Data entries
╭──

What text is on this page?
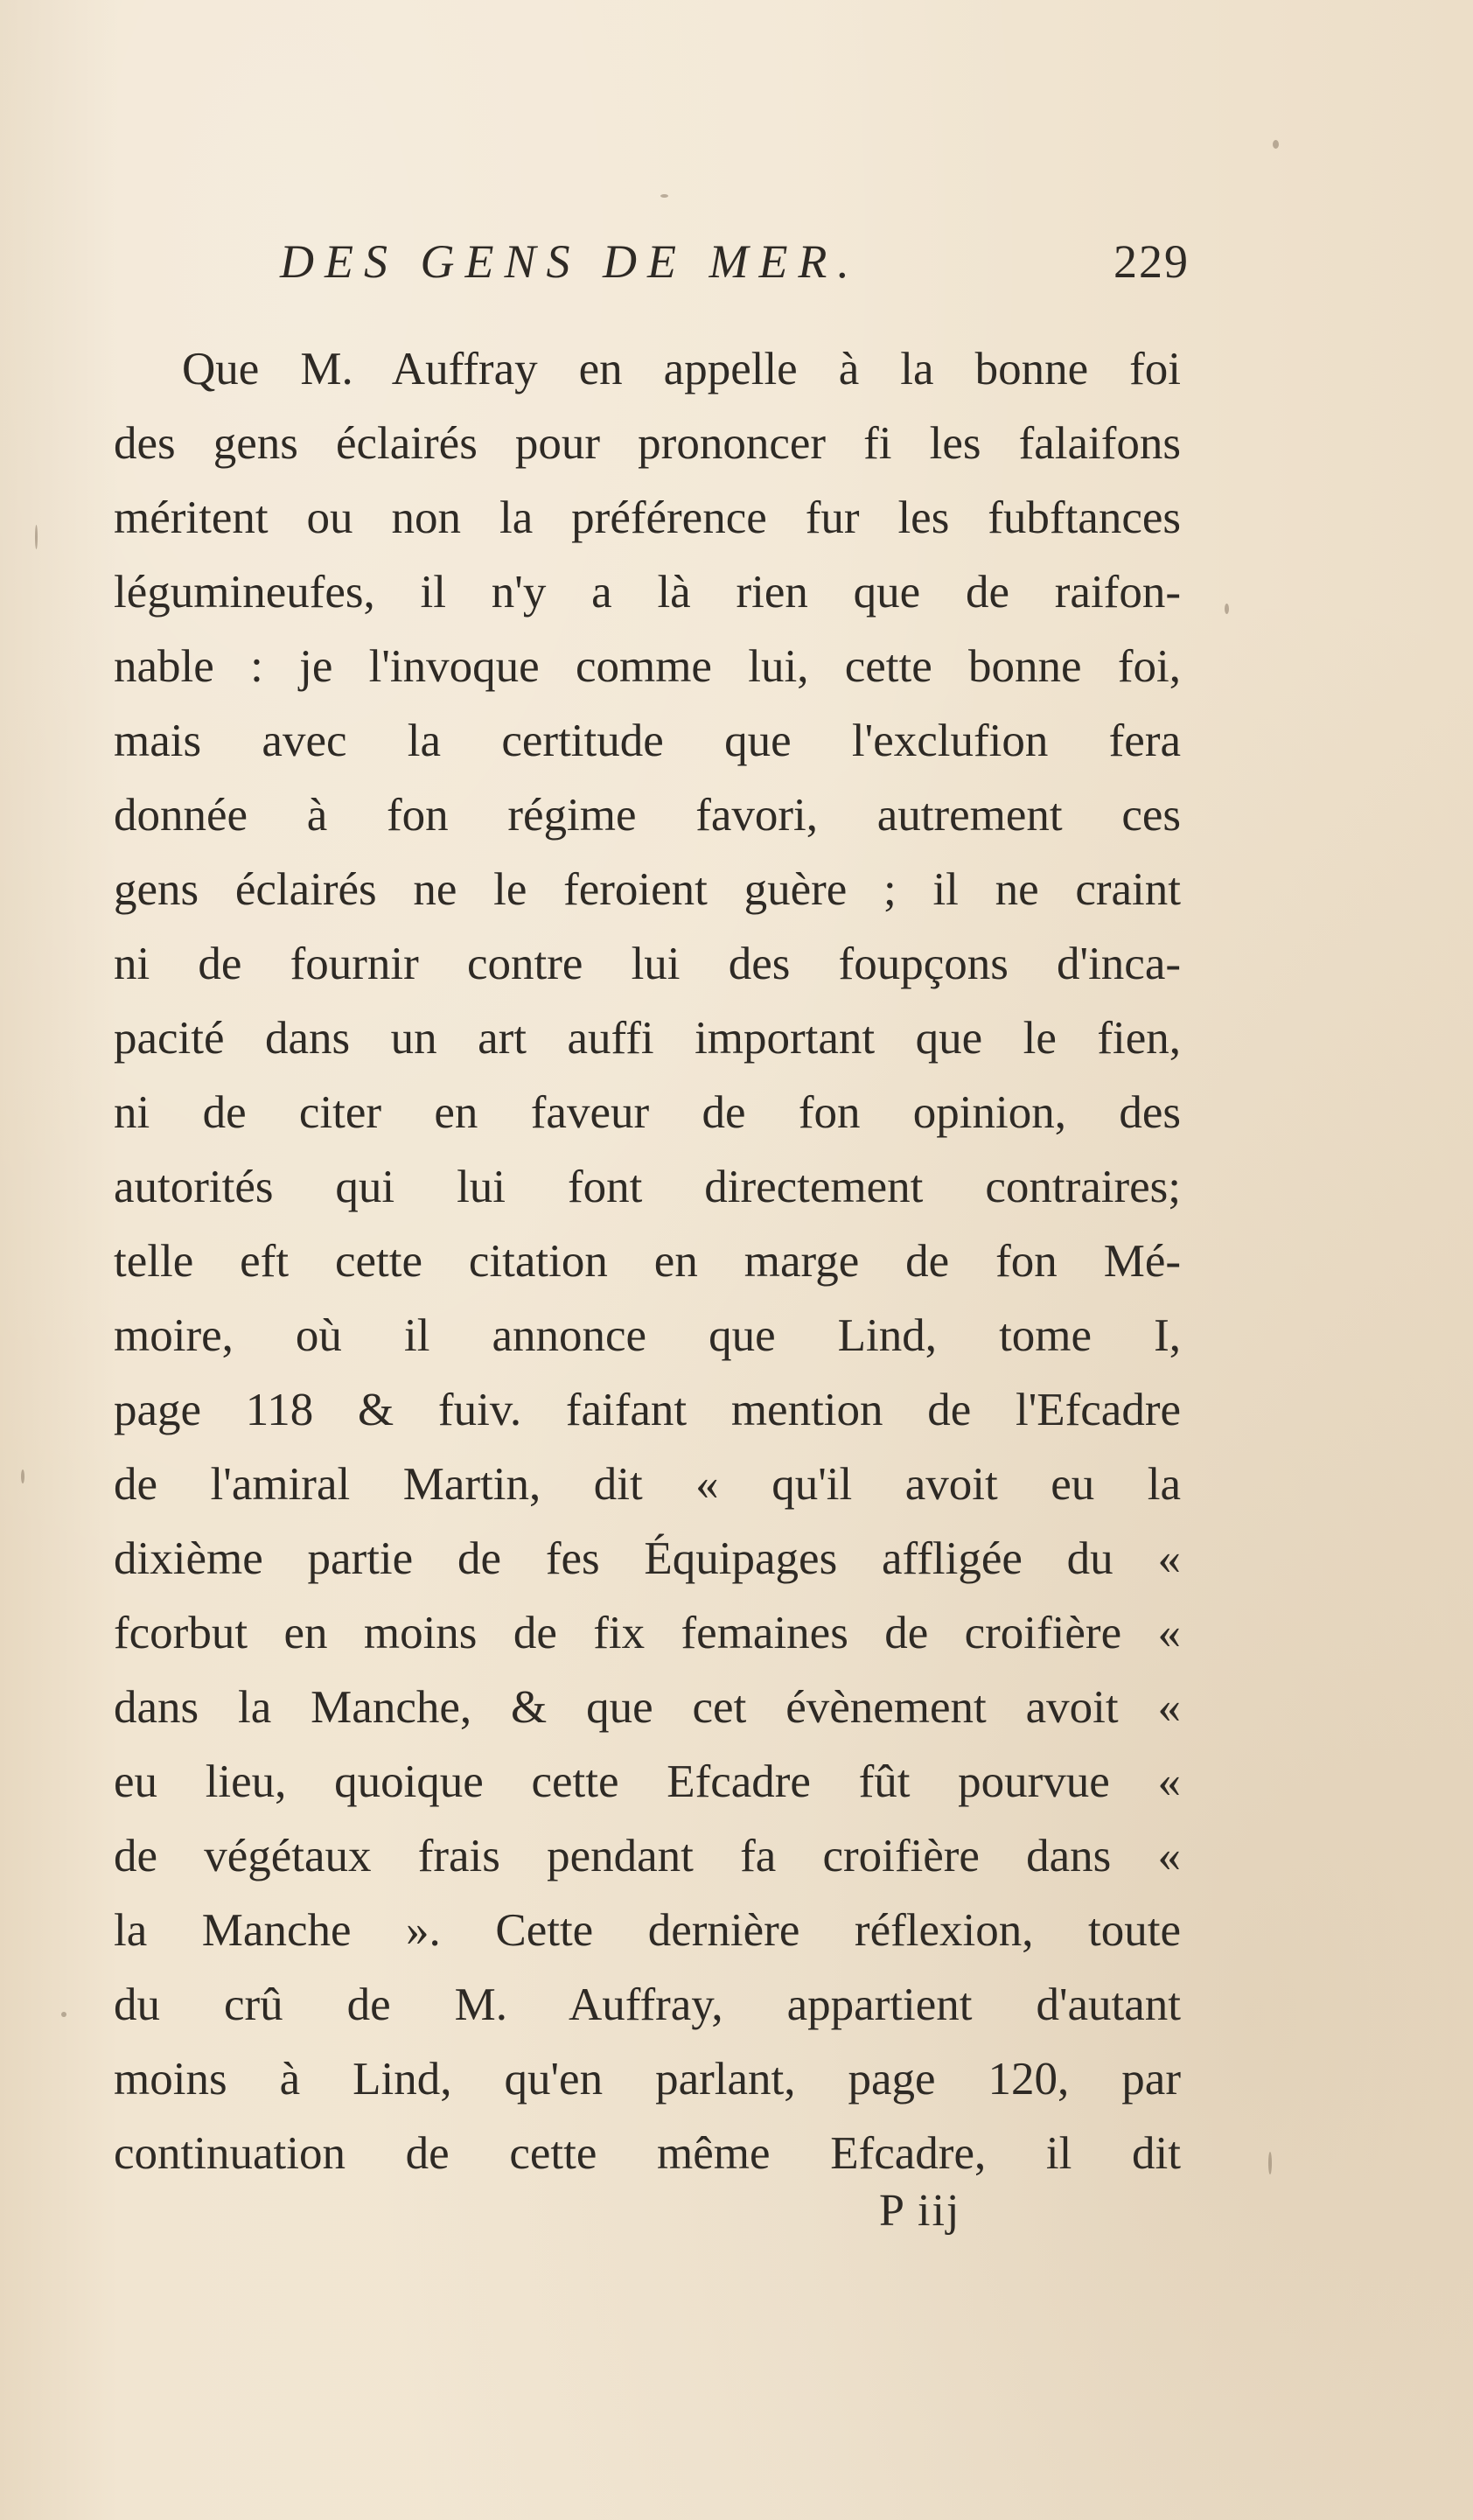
DES GENS DE MER.	229
Que M. Auffray en appelle à la bonne foi
des gens éclairés pour prononcer fi les falaifons
méritent ou non la préférence fur les fubftances
légumineufes, il n'y a là rien que de raifon-
nable : je l'invoque comme lui, cette bonne foi,
mais avec la certitude que l'exclufion fera
donnée à fon régime favori, autrement ces
gens éclairés ne le feroient guère ; il ne craint
ni de fournir contre lui des foupçons d'inca-
pacité dans un art auffi important que le fien,
ni de citer en faveur de fon opinion, des
autorités qui lui font directement contraires;
telle eft cette citation en marge de fon Mé-
moire, où il annonce que Lind, tome I,
page 118 & fuiv. faifant mention de l'Efcadre
de l'amiral Martin, dit « qu'il avoit eu la
dixième partie de fes Équipages affligée du «
fcorbut en moins de fix femaines de croifière «
dans la Manche, & que cet évènement avoit «
eu lieu, quoique cette Efcadre fût pourvue «
de végétaux frais pendant fa croifière dans «
la Manche ». Cette dernière réflexion, toute
du crû de M. Auffray, appartient d'autant
moins à Lind, qu'en parlant, page 120, par
continuation de cette même Efcadre, il dit
P iij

╰──

:: PROBLEM DETAILS ::
Reproduce the records verbatim, omitting all images they contain.

:: EXERCISE RESULT ::
What text is on this page?
DES GENS DE MER.	229
Que M. Auffray en appelle à la bonne foi
des gens éclairés pour prononcer fi les falaifons
méritent ou non la préférence fur les fubftances
légumineufes, il n'y a là rien que de raifon-
nable : je l'invoque comme lui, cette bonne foi,
mais avec la certitude que l'exclufion fera
donnée à fon régime favori, autrement ces
gens éclairés ne le feroient guère ; il ne craint
ni de fournir contre lui des foupçons d'inca-
pacité dans un art auffi important que le fien,
ni de citer en faveur de fon opinion, des
autorités qui lui font directement contraires;
telle eft cette citation en marge de fon Mé-
moire, où il annonce que Lind, tome I,
page 118 & fuiv. faifant mention de l'Efcadre
de l'amiral Martin, dit « qu'il avoit eu la
dixième partie de fes Équipages affligée du «
fcorbut en moins de fix femaines de croifière «
dans la Manche, & que cet évènement avoit «
eu lieu, quoique cette Efcadre fût pourvue «
de végétaux frais pendant fa croifière dans «
la Manche ». Cette dernière réflexion, toute
du crû de M. Auffray, appartient d'autant
moins à Lind, qu'en parlant, page 120, par
continuation de cette même Efcadre, il dit
P iij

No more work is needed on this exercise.